WHAT IS ASKED:
Transcribe the entries exactly; images are not part of the copy.

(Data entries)
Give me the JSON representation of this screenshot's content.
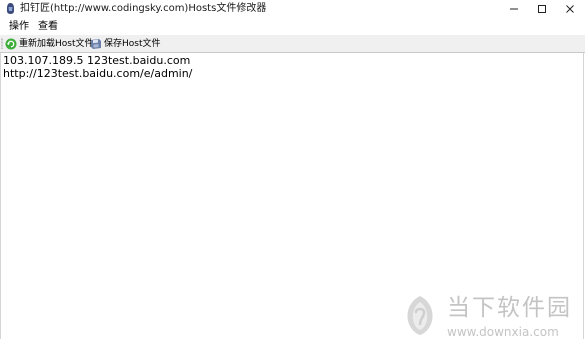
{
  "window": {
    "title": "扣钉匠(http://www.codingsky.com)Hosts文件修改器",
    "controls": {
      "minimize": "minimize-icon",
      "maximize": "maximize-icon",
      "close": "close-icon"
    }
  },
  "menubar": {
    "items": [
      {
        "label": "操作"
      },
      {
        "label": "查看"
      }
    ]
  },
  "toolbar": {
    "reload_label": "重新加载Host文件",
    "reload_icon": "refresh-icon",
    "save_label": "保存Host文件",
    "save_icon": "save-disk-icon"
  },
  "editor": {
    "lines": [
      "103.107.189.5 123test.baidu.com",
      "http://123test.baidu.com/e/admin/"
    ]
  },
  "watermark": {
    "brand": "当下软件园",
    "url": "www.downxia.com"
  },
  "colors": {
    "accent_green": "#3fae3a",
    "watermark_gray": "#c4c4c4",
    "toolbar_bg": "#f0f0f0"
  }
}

OUTPUT FOR THIS TASK:
Give me the JSON representation of this screenshot's content.
{
  "window": {
    "title": "扣钉匠(http://www.codingsky.com)Hosts文件修改器",
    "controls": {
      "minimize": "minimize-icon",
      "maximize": "maximize-icon",
      "close": "close-icon"
    }
  },
  "menubar": {
    "items": [
      {
        "label": "操作"
      },
      {
        "label": "查看"
      }
    ]
  },
  "toolbar": {
    "reload_label": "重新加载Host文件",
    "reload_icon": "refresh-icon",
    "save_label": "保存Host文件",
    "save_icon": "save-disk-icon"
  },
  "editor": {
    "lines": [
      "103.107.189.5 123test.baidu.com",
      "http://123test.baidu.com/e/admin/"
    ]
  },
  "watermark": {
    "brand": "当下软件园",
    "url": "www.downxia.com"
  },
  "colors": {
    "accent_green": "#3fae3a",
    "watermark_gray": "#c4c4c4",
    "toolbar_bg": "#f0f0f0"
  }
}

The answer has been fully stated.